-- Start Data excerpts --
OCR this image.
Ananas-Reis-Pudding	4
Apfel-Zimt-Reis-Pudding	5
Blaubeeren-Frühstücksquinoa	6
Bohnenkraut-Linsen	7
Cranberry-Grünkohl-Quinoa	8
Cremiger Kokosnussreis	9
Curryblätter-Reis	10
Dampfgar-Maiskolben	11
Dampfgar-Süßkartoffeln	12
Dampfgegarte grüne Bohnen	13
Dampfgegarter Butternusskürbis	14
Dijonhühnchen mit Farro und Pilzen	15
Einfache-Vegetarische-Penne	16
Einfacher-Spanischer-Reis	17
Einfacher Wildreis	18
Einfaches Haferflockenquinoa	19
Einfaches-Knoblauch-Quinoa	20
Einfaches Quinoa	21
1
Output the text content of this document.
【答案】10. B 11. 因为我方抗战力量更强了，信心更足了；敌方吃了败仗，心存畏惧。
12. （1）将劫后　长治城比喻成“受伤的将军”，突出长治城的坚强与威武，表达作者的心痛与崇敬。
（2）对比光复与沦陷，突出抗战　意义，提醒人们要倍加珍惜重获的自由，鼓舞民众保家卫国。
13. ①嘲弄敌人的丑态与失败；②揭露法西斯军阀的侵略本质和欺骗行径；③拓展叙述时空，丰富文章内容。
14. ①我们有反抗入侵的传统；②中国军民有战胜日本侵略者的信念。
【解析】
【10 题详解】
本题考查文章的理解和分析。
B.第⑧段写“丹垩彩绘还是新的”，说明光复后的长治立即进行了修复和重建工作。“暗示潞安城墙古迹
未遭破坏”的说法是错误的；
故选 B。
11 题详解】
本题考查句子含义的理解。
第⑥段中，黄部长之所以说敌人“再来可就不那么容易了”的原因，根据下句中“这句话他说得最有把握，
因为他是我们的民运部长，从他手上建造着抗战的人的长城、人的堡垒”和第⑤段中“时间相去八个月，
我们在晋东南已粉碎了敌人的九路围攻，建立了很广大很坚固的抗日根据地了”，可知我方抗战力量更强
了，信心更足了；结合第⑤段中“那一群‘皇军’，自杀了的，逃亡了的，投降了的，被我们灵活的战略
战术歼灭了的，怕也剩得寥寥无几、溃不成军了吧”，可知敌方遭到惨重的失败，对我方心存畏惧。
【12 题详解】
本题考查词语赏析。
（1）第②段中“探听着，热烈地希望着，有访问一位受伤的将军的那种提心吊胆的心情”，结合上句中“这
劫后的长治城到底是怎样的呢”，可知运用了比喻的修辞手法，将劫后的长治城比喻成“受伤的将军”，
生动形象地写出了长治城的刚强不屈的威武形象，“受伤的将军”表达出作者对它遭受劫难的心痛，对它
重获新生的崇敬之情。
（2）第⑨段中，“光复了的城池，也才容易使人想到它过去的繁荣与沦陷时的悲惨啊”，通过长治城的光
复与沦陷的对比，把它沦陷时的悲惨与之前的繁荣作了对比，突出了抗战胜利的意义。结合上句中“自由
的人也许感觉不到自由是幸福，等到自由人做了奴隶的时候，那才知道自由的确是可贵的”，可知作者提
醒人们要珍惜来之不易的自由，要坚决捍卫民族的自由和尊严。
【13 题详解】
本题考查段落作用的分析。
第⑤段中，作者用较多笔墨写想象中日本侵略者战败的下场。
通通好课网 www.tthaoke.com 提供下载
-- End Data excerpts --
Copy all data exactly, start to finish.

• Complete answer:
OCR this image.
Ananas-Reis-Pudding	4
Apfel-Zimt-Reis-Pudding	5
Blaubeeren-Frühstücksquinoa	6
Bohnenkraut-Linsen	7
Cranberry-Grünkohl-Quinoa	8
Cremiger Kokosnussreis	9
Curryblätter-Reis	10
Dampfgar-Maiskolben	11
Dampfgar-Süßkartoffeln	12
Dampfgegarte grüne Bohnen	13
Dampfgegarter Butternusskürbis	14
Dijonhühnchen mit Farro und Pilzen	15
Einfache-Vegetarische-Penne	16
Einfacher-Spanischer-Reis	17
Einfacher Wildreis	18
Einfaches Haferflockenquinoa	19
Einfaches-Knoblauch-Quinoa	20
Einfaches Quinoa	21
1
Output the text content of this document.
【答案】10. B 11. 因为我方抗战力量更强了，信心更足了；敌方吃了败仗，心存畏惧。
12. （1）将劫后　长治城比喻成“受伤的将军”，突出长治城的坚强与威武，表达作者的心痛与崇敬。
（2）对比光复与沦陷，突出抗战　意义，提醒人们要倍加珍惜重获的自由，鼓舞民众保家卫国。
13. ①嘲弄敌人的丑态与失败；②揭露法西斯军阀的侵略本质和欺骗行径；③拓展叙述时空，丰富文章内容。
14. ①我们有反抗入侵的传统；②中国军民有战胜日本侵略者的信念。
【解析】
【10 题详解】
本题考查文章的理解和分析。
B.第⑧段写“丹垩彩绘还是新的”，说明光复后的长治立即进行了修复和重建工作。“暗示潞安城墙古迹
未遭破坏”的说法是错误的；
故选 B。
11 题详解】
本题考查句子含义的理解。
第⑥段中，黄部长之所以说敌人“再来可就不那么容易了”的原因，根据下句中“这句话他说得最有把握，
因为他是我们的民运部长，从他手上建造着抗战的人的长城、人的堡垒”和第⑤段中“时间相去八个月，
我们在晋东南已粉碎了敌人的九路围攻，建立了很广大很坚固的抗日根据地了”，可知我方抗战力量更强
了，信心更足了；结合第⑤段中“那一群‘皇军’，自杀了的，逃亡了的，投降了的，被我们灵活的战略
战术歼灭了的，怕也剩得寥寥无几、溃不成军了吧”，可知敌方遭到惨重的失败，对我方心存畏惧。
【12 题详解】
本题考查词语赏析。
（1）第②段中“探听着，热烈地希望着，有访问一位受伤的将军的那种提心吊胆的心情”，结合上句中“这
劫后的长治城到底是怎样的呢”，可知运用了比喻的修辞手法，将劫后的长治城比喻成“受伤的将军”，
生动形象地写出了长治城的刚强不屈的威武形象，“受伤的将军”表达出作者对它遭受劫难的心痛，对它
重获新生的崇敬之情。
（2）第⑨段中，“光复了的城池，也才容易使人想到它过去的繁荣与沦陷时的悲惨啊”，通过长治城的光
复与沦陷的对比，把它沦陷时的悲惨与之前的繁荣作了对比，突出了抗战胜利的意义。结合上句中“自由
的人也许感觉不到自由是幸福，等到自由人做了奴隶的时候，那才知道自由的确是可贵的”，可知作者提
醒人们要珍惜来之不易的自由，要坚决捍卫民族的自由和尊严。
【13 题详解】
本题考查段落作用的分析。
第⑤段中，作者用较多笔墨写想象中日本侵略者战败的下场。
通通好课网 www.tthaoke.com 提供下载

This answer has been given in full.